→ EXTRACTED MATERIAL
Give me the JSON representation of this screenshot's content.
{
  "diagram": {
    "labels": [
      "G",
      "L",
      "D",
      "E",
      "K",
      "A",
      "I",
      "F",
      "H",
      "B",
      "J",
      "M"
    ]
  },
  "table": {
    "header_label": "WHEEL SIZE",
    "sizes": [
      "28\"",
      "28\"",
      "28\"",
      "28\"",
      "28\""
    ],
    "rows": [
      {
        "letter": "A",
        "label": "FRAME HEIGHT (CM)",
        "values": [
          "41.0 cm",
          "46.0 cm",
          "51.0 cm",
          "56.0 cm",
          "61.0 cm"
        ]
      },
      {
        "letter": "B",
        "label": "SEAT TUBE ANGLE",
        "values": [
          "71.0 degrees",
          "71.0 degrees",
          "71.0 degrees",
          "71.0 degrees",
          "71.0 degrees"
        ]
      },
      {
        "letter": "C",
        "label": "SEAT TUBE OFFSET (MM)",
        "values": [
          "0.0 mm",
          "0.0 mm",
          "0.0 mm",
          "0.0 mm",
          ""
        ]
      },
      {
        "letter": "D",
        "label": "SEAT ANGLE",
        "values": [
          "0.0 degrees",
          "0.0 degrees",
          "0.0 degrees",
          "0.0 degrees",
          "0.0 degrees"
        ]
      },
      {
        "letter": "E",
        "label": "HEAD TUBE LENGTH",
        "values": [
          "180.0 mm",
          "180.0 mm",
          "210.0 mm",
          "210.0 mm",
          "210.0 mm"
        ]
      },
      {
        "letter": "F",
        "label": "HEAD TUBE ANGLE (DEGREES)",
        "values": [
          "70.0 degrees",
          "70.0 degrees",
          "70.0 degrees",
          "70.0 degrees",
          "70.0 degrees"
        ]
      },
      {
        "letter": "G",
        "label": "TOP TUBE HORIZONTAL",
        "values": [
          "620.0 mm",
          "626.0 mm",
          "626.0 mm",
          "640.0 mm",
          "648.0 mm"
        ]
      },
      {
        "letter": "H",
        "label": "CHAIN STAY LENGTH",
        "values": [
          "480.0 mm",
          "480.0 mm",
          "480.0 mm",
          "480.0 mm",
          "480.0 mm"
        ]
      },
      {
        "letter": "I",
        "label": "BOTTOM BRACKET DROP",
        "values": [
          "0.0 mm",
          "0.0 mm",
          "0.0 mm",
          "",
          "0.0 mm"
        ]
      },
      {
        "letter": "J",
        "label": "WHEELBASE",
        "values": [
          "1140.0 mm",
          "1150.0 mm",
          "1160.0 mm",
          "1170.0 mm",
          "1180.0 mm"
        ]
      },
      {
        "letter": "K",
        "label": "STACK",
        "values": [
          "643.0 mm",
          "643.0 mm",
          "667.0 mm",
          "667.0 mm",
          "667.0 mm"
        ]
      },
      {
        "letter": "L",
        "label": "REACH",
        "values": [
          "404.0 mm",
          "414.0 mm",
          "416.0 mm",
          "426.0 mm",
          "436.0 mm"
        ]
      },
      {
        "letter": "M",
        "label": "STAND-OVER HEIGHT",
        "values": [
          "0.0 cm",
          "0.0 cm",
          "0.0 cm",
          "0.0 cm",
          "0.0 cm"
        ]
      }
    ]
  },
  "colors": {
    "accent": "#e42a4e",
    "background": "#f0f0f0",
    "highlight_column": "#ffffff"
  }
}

→ GOAL OF THE EXERCISE
Track down all lines above with the string "SEAT" and copy them.

→ SOLVED PROBLEM
        "label": "SEAT TUBE ANGLE",
        "label": "SEAT TUBE OFFSET (MM)",
        "label": "SEAT ANGLE",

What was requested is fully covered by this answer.